-- THE PROBLEM --
Pull every "used" line out of the data below.
=-=-=
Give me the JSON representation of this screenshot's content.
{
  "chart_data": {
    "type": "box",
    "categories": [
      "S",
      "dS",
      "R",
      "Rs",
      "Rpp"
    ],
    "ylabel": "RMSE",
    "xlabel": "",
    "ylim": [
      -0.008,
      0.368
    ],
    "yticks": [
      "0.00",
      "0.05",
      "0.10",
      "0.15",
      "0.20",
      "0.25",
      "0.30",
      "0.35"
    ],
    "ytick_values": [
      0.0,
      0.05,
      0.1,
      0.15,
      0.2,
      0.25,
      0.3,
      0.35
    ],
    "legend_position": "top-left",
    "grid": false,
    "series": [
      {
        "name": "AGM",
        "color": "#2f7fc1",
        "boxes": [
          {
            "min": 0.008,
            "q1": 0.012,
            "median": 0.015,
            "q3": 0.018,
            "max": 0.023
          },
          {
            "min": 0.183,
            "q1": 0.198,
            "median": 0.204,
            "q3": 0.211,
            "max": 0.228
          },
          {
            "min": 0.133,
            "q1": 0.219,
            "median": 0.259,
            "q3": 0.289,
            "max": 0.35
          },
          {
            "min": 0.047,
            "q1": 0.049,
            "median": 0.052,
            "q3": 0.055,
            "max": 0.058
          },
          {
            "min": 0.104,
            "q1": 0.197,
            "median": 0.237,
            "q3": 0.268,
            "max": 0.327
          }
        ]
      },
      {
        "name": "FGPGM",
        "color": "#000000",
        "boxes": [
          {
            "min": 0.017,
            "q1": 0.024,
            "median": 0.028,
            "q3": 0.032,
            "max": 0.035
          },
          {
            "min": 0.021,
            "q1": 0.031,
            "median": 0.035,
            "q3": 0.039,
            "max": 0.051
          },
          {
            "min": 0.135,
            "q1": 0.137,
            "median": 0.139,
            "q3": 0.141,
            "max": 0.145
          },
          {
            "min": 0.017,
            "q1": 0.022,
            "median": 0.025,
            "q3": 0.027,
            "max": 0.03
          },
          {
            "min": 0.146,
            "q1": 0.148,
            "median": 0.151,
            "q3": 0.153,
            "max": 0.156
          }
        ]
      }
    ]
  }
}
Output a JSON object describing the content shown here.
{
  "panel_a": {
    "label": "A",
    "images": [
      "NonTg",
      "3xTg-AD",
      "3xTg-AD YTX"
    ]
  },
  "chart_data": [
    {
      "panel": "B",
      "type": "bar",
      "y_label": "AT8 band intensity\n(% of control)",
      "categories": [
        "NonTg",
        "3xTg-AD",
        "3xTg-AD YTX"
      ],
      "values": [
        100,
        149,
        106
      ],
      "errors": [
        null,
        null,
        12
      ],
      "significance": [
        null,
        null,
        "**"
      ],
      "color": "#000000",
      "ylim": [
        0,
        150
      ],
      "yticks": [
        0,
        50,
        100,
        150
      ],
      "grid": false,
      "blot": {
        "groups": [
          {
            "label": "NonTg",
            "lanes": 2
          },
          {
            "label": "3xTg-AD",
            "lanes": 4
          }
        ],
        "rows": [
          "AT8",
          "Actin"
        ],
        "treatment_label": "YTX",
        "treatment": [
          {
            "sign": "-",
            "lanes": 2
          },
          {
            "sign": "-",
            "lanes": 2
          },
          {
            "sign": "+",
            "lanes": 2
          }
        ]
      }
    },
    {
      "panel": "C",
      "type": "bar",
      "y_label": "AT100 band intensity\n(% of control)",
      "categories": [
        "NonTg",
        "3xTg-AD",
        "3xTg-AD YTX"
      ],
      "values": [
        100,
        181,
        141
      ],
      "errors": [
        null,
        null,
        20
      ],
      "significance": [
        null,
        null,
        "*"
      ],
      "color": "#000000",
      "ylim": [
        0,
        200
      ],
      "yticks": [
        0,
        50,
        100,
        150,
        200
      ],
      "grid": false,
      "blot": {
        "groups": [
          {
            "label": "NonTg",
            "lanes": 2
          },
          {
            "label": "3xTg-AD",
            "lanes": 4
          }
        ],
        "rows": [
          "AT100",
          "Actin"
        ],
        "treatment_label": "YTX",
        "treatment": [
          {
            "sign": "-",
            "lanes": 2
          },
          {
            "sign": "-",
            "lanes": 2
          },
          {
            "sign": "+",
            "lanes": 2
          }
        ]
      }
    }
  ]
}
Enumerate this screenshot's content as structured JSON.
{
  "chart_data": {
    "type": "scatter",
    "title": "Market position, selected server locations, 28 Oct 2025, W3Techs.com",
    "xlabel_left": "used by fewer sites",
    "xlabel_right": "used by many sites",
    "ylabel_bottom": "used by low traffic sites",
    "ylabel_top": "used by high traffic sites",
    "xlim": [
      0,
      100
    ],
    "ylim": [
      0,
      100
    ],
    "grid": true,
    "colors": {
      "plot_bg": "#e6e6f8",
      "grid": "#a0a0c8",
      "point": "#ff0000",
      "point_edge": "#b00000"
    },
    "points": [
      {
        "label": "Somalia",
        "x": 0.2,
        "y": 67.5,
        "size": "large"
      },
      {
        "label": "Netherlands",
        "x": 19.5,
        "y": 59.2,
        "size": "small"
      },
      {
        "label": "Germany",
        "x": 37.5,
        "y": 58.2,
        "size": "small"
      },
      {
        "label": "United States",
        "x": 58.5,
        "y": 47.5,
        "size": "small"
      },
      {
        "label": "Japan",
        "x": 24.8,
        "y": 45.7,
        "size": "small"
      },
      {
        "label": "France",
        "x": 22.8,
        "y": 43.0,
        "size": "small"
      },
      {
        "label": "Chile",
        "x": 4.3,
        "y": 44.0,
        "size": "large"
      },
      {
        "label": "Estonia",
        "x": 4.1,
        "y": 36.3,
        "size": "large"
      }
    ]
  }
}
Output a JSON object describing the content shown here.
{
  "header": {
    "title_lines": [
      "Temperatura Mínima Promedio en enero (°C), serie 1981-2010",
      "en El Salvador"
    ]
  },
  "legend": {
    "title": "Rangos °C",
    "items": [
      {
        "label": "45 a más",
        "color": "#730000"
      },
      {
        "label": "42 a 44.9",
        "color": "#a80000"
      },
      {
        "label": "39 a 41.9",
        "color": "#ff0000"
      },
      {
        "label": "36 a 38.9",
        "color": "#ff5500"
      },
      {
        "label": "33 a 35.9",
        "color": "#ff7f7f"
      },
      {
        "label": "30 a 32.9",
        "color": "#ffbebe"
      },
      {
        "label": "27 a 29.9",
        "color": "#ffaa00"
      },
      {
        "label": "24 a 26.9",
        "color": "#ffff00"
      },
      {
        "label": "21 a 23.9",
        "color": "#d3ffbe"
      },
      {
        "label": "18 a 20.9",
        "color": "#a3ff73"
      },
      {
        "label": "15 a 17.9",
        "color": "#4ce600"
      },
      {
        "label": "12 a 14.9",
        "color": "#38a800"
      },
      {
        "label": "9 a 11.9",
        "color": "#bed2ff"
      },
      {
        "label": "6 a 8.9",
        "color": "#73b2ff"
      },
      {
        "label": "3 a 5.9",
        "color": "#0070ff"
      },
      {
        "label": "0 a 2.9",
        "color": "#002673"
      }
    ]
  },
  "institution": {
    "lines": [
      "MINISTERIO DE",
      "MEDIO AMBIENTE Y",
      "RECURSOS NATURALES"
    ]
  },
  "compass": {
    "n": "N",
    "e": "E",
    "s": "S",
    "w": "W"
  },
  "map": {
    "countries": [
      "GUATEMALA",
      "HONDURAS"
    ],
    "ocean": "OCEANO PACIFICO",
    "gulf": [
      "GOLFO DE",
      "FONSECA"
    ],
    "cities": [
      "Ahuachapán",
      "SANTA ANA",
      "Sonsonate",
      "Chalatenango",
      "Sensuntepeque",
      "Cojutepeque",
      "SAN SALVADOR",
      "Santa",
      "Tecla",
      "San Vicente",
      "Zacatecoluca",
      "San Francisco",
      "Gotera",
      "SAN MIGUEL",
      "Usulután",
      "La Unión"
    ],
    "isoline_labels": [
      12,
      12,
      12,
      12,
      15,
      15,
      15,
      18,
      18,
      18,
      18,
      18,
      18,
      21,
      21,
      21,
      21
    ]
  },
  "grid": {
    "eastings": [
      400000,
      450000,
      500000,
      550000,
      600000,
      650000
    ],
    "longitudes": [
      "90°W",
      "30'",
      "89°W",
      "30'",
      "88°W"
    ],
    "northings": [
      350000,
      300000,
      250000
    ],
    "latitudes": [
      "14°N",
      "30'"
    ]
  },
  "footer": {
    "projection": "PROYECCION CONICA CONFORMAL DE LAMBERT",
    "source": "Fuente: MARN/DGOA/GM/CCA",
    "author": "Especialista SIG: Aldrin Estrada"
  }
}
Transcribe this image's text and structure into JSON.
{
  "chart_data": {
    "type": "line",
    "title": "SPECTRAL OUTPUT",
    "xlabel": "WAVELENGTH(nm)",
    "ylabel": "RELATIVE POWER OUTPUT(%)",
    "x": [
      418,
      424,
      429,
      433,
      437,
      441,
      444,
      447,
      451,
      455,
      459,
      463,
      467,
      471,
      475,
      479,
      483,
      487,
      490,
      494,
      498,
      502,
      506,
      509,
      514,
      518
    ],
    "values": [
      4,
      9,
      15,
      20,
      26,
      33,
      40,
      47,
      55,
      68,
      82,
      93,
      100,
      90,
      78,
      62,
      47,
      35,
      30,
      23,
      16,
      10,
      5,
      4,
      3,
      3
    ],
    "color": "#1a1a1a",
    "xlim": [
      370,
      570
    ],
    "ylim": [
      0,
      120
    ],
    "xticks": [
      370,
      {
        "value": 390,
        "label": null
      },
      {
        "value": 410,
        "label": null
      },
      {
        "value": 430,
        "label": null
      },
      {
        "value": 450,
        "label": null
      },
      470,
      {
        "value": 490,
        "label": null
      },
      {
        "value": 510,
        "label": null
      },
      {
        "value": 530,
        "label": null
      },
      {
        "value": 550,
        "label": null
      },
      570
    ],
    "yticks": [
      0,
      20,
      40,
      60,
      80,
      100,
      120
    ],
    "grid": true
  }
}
=-=-=
-- TASK SOLUTION --
    "xlabel_left": "used by fewer sites",
    "xlabel_right": "used by many sites",
    "ylabel_bottom": "used by low traffic sites",
    "ylabel_top": "used by high traffic sites",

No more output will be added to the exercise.